What you should do: Search the material for the word "marker" and copy each line that holds it.

[start]

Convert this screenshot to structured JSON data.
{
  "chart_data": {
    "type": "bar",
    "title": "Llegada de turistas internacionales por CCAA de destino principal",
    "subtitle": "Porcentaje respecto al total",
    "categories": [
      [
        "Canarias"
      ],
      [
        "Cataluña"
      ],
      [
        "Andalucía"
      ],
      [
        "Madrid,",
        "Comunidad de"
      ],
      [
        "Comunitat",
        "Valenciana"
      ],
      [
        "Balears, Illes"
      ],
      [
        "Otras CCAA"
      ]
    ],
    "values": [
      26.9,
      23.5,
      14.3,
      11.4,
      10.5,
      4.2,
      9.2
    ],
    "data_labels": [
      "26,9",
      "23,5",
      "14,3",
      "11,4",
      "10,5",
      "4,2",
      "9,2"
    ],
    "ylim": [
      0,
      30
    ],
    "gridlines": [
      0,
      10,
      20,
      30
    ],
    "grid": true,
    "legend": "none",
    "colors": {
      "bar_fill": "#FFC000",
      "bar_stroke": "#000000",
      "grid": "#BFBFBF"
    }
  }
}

[end]
[start]

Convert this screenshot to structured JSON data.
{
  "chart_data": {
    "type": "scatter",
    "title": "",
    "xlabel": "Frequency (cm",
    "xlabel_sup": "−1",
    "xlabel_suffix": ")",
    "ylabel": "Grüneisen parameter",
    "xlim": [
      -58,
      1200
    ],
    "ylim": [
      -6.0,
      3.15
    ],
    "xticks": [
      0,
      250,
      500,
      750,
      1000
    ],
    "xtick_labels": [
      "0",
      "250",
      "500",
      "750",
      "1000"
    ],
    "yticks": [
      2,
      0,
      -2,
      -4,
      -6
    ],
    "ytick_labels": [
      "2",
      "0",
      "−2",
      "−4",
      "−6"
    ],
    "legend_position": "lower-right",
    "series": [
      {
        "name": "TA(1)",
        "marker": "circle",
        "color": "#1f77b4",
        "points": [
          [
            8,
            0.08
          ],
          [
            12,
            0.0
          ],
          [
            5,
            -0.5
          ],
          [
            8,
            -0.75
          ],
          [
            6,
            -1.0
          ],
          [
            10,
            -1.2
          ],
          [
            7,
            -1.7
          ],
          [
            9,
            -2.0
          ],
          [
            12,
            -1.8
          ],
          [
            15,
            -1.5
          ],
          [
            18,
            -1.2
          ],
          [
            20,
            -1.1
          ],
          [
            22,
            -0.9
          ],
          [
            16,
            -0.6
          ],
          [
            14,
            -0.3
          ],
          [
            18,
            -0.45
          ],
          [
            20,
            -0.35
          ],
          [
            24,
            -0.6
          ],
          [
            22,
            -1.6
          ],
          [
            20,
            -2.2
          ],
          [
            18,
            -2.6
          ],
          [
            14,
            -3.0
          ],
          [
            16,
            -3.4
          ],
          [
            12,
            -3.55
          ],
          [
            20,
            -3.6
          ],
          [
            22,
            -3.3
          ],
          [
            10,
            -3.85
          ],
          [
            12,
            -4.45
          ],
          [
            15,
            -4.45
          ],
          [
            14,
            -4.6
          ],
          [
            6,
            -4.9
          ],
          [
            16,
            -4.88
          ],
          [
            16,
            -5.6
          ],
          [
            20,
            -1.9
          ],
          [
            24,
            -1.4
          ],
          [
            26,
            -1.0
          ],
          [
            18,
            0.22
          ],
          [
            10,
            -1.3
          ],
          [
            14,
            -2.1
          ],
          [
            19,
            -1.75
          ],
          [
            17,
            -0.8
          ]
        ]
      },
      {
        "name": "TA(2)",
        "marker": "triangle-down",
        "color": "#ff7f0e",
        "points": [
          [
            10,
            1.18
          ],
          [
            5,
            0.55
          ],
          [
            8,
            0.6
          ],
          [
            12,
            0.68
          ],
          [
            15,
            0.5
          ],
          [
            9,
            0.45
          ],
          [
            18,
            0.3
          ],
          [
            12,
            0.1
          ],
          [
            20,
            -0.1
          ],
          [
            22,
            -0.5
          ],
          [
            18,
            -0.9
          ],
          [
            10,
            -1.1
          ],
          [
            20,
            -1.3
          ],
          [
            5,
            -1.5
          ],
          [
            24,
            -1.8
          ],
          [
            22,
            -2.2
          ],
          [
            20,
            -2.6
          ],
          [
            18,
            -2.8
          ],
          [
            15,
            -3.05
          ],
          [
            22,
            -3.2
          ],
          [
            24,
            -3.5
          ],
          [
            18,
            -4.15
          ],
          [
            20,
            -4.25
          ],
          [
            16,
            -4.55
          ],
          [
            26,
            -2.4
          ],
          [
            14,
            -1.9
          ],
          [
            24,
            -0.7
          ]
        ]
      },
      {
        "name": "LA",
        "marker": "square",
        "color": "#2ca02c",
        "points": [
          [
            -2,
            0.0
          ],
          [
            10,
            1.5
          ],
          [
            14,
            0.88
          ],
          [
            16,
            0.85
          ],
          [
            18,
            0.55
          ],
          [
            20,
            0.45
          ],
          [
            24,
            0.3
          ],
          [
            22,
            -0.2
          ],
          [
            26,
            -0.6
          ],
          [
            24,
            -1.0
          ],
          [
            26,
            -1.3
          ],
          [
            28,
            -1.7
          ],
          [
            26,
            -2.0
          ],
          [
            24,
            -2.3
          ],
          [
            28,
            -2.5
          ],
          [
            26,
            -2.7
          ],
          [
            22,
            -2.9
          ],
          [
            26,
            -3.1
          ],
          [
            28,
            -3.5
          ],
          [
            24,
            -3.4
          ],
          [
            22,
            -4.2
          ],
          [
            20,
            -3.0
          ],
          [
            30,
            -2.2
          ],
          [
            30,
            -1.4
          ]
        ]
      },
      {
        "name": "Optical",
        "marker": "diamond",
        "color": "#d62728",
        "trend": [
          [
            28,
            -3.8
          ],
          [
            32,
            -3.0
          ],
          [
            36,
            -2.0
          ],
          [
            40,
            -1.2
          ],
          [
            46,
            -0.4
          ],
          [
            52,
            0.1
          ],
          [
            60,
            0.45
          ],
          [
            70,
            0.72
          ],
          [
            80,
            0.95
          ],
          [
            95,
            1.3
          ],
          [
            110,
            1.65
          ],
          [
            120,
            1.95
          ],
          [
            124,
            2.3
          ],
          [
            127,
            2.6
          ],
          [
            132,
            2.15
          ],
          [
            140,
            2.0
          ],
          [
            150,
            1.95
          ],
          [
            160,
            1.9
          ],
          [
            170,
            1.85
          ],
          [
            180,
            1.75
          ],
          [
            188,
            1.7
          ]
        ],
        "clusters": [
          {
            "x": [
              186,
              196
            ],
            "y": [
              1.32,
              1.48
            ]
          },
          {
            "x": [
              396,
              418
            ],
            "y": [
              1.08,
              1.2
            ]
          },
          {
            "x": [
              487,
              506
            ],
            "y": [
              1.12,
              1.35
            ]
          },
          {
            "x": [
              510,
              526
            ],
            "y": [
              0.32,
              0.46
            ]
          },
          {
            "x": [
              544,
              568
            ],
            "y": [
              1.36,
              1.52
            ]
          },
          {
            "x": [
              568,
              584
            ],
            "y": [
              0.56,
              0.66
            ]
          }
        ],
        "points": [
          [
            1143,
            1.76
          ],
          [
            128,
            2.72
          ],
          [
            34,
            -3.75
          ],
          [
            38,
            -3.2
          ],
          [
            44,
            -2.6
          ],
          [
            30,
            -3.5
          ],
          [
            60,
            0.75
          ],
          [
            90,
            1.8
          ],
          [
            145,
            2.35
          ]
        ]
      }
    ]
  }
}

[end]
[start]

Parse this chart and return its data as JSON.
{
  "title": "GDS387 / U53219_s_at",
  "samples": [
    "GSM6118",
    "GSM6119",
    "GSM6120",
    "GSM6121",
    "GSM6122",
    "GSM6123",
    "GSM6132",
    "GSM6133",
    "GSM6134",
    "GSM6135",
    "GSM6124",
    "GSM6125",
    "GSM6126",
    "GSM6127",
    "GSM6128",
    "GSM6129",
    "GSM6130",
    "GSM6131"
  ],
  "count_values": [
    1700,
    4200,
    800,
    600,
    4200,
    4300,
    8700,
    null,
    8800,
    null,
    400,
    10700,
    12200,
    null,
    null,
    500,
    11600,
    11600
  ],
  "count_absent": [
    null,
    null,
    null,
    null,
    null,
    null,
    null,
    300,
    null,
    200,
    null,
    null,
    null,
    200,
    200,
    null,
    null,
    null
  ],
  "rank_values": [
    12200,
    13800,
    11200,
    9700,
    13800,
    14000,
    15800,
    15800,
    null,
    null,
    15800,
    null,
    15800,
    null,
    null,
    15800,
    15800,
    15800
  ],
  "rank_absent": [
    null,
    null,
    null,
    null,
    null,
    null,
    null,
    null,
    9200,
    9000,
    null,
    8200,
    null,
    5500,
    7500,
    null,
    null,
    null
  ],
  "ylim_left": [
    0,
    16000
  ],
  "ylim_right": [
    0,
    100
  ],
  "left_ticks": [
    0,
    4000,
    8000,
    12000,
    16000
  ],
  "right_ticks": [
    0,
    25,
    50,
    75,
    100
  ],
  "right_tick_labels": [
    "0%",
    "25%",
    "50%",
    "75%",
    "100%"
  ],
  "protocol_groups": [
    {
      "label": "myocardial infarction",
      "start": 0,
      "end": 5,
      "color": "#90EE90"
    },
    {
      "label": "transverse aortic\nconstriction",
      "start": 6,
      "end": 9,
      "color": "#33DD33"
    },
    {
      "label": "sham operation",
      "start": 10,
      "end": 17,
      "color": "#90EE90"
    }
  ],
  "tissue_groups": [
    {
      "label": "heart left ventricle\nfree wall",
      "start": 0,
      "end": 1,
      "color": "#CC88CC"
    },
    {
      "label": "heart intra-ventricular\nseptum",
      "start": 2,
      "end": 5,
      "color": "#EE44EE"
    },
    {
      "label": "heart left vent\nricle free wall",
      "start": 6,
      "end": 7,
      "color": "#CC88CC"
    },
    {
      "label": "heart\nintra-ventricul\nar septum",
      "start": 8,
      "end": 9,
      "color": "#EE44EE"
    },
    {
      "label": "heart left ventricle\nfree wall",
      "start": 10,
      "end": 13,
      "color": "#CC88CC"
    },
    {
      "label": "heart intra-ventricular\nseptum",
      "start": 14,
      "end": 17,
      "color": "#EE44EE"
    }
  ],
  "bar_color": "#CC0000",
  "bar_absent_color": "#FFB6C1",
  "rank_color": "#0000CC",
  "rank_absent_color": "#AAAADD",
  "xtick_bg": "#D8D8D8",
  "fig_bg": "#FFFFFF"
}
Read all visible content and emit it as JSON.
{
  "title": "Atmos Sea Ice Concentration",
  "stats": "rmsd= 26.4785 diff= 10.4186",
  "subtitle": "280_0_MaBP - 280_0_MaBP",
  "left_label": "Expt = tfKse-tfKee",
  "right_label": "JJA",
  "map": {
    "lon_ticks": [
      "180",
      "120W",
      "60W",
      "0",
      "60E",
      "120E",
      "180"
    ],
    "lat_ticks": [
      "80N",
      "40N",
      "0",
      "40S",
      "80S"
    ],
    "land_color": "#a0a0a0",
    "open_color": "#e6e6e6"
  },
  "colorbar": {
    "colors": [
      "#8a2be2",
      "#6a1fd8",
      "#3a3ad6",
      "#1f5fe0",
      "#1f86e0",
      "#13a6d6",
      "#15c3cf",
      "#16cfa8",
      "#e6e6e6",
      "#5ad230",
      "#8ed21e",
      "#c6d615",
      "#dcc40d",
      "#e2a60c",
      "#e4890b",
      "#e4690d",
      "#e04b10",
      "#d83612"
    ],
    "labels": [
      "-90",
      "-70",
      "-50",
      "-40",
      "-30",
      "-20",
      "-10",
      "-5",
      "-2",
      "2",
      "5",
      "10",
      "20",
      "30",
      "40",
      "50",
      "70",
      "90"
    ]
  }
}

[end]

The answer:
        "marker": "circle",
        "marker": "triangle-down",
        "marker": "square",
        "marker": "diamond",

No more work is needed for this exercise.